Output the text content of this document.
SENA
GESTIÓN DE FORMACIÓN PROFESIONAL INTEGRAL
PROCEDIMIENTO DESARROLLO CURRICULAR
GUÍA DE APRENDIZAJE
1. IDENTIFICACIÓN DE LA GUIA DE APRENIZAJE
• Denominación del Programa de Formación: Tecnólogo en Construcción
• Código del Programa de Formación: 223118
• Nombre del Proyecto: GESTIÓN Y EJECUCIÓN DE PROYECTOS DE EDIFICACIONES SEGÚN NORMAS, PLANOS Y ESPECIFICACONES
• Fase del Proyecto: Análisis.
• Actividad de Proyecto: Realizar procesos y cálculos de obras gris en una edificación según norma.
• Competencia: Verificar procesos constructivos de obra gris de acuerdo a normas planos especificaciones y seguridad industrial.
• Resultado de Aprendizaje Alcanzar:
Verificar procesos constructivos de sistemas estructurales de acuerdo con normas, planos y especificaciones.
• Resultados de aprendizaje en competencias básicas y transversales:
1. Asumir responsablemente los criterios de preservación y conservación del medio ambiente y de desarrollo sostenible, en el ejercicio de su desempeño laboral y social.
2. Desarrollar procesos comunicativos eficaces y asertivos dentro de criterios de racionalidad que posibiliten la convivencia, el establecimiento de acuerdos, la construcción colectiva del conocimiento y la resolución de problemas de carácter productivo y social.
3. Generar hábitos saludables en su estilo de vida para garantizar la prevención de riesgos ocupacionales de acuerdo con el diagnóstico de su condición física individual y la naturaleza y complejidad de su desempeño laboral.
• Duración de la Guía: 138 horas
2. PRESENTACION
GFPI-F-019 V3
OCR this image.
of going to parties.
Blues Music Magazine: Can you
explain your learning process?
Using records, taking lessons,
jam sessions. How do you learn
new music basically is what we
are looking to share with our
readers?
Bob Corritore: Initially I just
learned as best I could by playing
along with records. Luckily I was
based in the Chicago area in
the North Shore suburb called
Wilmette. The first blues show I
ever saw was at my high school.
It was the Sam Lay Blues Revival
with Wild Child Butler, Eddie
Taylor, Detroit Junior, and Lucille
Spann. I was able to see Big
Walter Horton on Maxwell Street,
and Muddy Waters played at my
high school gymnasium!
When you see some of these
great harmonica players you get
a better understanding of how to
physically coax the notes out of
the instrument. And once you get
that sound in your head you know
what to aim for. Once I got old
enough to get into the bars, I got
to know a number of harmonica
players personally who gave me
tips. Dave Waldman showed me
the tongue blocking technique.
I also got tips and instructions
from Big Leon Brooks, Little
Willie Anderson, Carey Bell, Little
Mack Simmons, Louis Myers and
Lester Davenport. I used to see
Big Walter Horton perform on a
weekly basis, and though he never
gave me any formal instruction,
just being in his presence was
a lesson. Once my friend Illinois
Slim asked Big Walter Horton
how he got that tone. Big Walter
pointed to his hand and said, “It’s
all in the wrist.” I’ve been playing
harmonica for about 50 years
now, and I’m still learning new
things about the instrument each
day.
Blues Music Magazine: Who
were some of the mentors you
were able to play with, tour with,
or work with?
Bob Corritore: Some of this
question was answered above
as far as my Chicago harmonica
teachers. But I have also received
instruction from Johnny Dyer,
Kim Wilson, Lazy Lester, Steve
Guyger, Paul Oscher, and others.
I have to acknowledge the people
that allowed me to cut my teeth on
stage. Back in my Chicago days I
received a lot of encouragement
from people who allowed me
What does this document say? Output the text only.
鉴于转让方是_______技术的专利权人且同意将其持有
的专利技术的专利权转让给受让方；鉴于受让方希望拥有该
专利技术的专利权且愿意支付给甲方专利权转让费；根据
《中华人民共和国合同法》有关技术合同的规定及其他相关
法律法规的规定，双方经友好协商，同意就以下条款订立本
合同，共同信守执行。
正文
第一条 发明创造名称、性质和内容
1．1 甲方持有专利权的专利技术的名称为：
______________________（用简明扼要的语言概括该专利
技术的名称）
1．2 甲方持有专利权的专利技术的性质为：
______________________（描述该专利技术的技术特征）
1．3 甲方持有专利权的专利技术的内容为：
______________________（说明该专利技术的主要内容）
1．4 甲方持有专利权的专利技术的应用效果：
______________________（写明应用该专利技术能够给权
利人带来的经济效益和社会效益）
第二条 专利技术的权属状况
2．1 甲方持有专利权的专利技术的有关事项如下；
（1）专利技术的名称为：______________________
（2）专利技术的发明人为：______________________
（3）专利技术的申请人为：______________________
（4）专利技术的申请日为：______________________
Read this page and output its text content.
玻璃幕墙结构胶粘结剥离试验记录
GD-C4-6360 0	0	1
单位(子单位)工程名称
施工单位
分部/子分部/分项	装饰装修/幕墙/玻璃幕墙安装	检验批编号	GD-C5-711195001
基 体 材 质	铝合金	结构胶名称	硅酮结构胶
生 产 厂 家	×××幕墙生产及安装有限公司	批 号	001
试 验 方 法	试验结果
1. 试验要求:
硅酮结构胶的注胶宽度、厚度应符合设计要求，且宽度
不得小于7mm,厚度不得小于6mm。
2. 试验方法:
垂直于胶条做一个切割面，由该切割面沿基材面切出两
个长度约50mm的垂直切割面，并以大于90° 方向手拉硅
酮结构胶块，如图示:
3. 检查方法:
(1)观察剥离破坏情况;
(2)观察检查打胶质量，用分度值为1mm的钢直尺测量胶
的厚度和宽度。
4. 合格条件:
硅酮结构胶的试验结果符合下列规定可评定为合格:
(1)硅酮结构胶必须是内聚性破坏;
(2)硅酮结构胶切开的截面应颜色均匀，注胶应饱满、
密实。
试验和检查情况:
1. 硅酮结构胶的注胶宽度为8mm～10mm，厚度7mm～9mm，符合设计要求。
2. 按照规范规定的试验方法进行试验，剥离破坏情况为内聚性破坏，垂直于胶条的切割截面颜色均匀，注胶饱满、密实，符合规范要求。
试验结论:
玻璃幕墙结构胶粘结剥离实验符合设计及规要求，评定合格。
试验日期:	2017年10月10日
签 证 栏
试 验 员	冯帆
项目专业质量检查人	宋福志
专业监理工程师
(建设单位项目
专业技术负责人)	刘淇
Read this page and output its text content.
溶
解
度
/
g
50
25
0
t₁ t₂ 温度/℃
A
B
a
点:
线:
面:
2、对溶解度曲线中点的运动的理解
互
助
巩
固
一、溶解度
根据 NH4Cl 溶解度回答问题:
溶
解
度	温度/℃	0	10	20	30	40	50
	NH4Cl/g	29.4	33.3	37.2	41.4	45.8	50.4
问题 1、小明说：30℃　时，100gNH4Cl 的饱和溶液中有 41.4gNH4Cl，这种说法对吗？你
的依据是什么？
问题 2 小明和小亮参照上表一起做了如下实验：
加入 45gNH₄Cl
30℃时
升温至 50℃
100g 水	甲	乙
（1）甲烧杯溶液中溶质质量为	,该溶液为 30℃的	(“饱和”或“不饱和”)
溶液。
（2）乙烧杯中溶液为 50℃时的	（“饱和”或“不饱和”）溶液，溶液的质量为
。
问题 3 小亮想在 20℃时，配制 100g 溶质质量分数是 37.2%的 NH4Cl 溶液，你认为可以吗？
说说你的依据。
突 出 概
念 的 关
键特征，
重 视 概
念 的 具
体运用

__________________________________________________

Your task
Transcribe every entry verbatim.

Written answer
Output the text content of this document.
SENA
GESTIÓN DE FORMACIÓN PROFESIONAL INTEGRAL
PROCEDIMIENTO DESARROLLO CURRICULAR
GUÍA DE APRENDIZAJE
1. IDENTIFICACIÓN DE LA GUIA DE APRENIZAJE
• Denominación del Programa de Formación: Tecnólogo en Construcción
• Código del Programa de Formación: 223118
• Nombre del Proyecto: GESTIÓN Y EJECUCIÓN DE PROYECTOS DE EDIFICACIONES SEGÚN NORMAS, PLANOS Y ESPECIFICACONES
• Fase del Proyecto: Análisis.
• Actividad de Proyecto: Realizar procesos y cálculos de obras gris en una edificación según norma.
• Competencia: Verificar procesos constructivos de obra gris de acuerdo a normas planos especificaciones y seguridad industrial.
• Resultado de Aprendizaje Alcanzar:
Verificar procesos constructivos de sistemas estructurales de acuerdo con normas, planos y especificaciones.
• Resultados de aprendizaje en competencias básicas y transversales:
1. Asumir responsablemente los criterios de preservación y conservación del medio ambiente y de desarrollo sostenible, en el ejercicio de su desempeño laboral y social.
2. Desarrollar procesos comunicativos eficaces y asertivos dentro de criterios de racionalidad que posibiliten la convivencia, el establecimiento de acuerdos, la construcción colectiva del conocimiento y la resolución de problemas de carácter productivo y social.
3. Generar hábitos saludables en su estilo de vida para garantizar la prevención de riesgos ocupacionales de acuerdo con el diagnóstico de su condición física individual y la naturaleza y complejidad de su desempeño laboral.
• Duración de la Guía: 138 horas
2. PRESENTACION
GFPI-F-019 V3
OCR this image.
of going to parties.
Blues Music Magazine: Can you
explain your learning process?
Using records, taking lessons,
jam sessions. How do you learn
new music basically is what we
are looking to share with our
readers?
Bob Corritore: Initially I just
learned as best I could by playing
along with records. Luckily I was
based in the Chicago area in
the North Shore suburb called
Wilmette. The first blues show I
ever saw was at my high school.
It was the Sam Lay Blues Revival
with Wild Child Butler, Eddie
Taylor, Detroit Junior, and Lucille
Spann. I was able to see Big
Walter Horton on Maxwell Street,
and Muddy Waters played at my
high school gymnasium!
When you see some of these
great harmonica players you get
a better understanding of how to
physically coax the notes out of
the instrument. And once you get
that sound in your head you know
what to aim for. Once I got old
enough to get into the bars, I got
to know a number of harmonica
players personally who gave me
tips. Dave Waldman showed me
the tongue blocking technique.
I also got tips and instructions
from Big Leon Brooks, Little
Willie Anderson, Carey Bell, Little
Mack Simmons, Louis Myers and
Lester Davenport. I used to see
Big Walter Horton perform on a
weekly basis, and though he never
gave me any formal instruction,
just being in his presence was
a lesson. Once my friend Illinois
Slim asked Big Walter Horton
how he got that tone. Big Walter
pointed to his hand and said, “It’s
all in the wrist.” I’ve been playing
harmonica for about 50 years
now, and I’m still learning new
things about the instrument each
day.
Blues Music Magazine: Who
were some of the mentors you
were able to play with, tour with,
or work with?
Bob Corritore: Some of this
question was answered above
as far as my Chicago harmonica
teachers. But I have also received
instruction from Johnny Dyer,
Kim Wilson, Lazy Lester, Steve
Guyger, Paul Oscher, and others.
I have to acknowledge the people
that allowed me to cut my teeth on
stage. Back in my Chicago days I
received a lot of encouragement
from people who allowed me
What does this document say? Output the text only.
鉴于转让方是_______技术的专利权人且同意将其持有
的专利技术的专利权转让给受让方；鉴于受让方希望拥有该
专利技术的专利权且愿意支付给甲方专利权转让费；根据
《中华人民共和国合同法》有关技术合同的规定及其他相关
法律法规的规定，双方经友好协商，同意就以下条款订立本
合同，共同信守执行。
正文
第一条 发明创造名称、性质和内容
1．1 甲方持有专利权的专利技术的名称为：
______________________（用简明扼要的语言概括该专利
技术的名称）
1．2 甲方持有专利权的专利技术的性质为：
______________________（描述该专利技术的技术特征）
1．3 甲方持有专利权的专利技术的内容为：
______________________（说明该专利技术的主要内容）
1．4 甲方持有专利权的专利技术的应用效果：
______________________（写明应用该专利技术能够给权
利人带来的经济效益和社会效益）
第二条 专利技术的权属状况
2．1 甲方持有专利权的专利技术的有关事项如下；
（1）专利技术的名称为：______________________
（2）专利技术的发明人为：______________________
（3）专利技术的申请人为：______________________
（4）专利技术的申请日为：______________________
Read this page and output its text content.
玻璃幕墙结构胶粘结剥离试验记录
GD-C4-6360 0	0	1
单位(子单位)工程名称
施工单位
分部/子分部/分项	装饰装修/幕墙/玻璃幕墙安装	检验批编号	GD-C5-711195001
基 体 材 质	铝合金	结构胶名称	硅酮结构胶
生 产 厂 家	×××幕墙生产及安装有限公司	批 号	001
试 验 方 法	试验结果
1. 试验要求:
硅酮结构胶的注胶宽度、厚度应符合设计要求，且宽度
不得小于7mm,厚度不得小于6mm。
2. 试验方法:
垂直于胶条做一个切割面，由该切割面沿基材面切出两
个长度约50mm的垂直切割面，并以大于90° 方向手拉硅
酮结构胶块，如图示:
3. 检查方法:
(1)观察剥离破坏情况;
(2)观察检查打胶质量，用分度值为1mm的钢直尺测量胶
的厚度和宽度。
4. 合格条件:
硅酮结构胶的试验结果符合下列规定可评定为合格:
(1)硅酮结构胶必须是内聚性破坏;
(2)硅酮结构胶切开的截面应颜色均匀，注胶应饱满、
密实。
试验和检查情况:
1. 硅酮结构胶的注胶宽度为8mm～10mm，厚度7mm～9mm，符合设计要求。
2. 按照规范规定的试验方法进行试验，剥离破坏情况为内聚性破坏，垂直于胶条的切割截面颜色均匀，注胶饱满、密实，符合规范要求。
试验结论:
玻璃幕墙结构胶粘结剥离实验符合设计及规要求，评定合格。
试验日期:	2017年10月10日
签 证 栏
试 验 员	冯帆
项目专业质量检查人	宋福志
专业监理工程师
(建设单位项目
专业技术负责人)	刘淇
Read this page and output its text content.
溶
解
度
/
g
50
25
0
t₁ t₂ 温度/℃
A
B
a
点:
线:
面:
2、对溶解度曲线中点的运动的理解
互
助
巩
固
一、溶解度
根据 NH4Cl 溶解度回答问题:
溶
解
度	温度/℃	0	10	20	30	40	50
	NH4Cl/g	29.4	33.3	37.2	41.4	45.8	50.4
问题 1、小明说：30℃　时，100gNH4Cl 的饱和溶液中有 41.4gNH4Cl，这种说法对吗？你
的依据是什么？
问题 2 小明和小亮参照上表一起做了如下实验：
加入 45gNH₄Cl
30℃时
升温至 50℃
100g 水	甲	乙
（1）甲烧杯溶液中溶质质量为	,该溶液为 30℃的	(“饱和”或“不饱和”)
溶液。
（2）乙烧杯中溶液为 50℃时的	（“饱和”或“不饱和”）溶液，溶液的质量为
。
问题 3 小亮想在 20℃时，配制 100g 溶质质量分数是 37.2%的 NH4Cl 溶液，你认为可以吗？
说说你的依据。
突 出 概
念 的 关
键特征，
重 视 概
念 的 具
体运用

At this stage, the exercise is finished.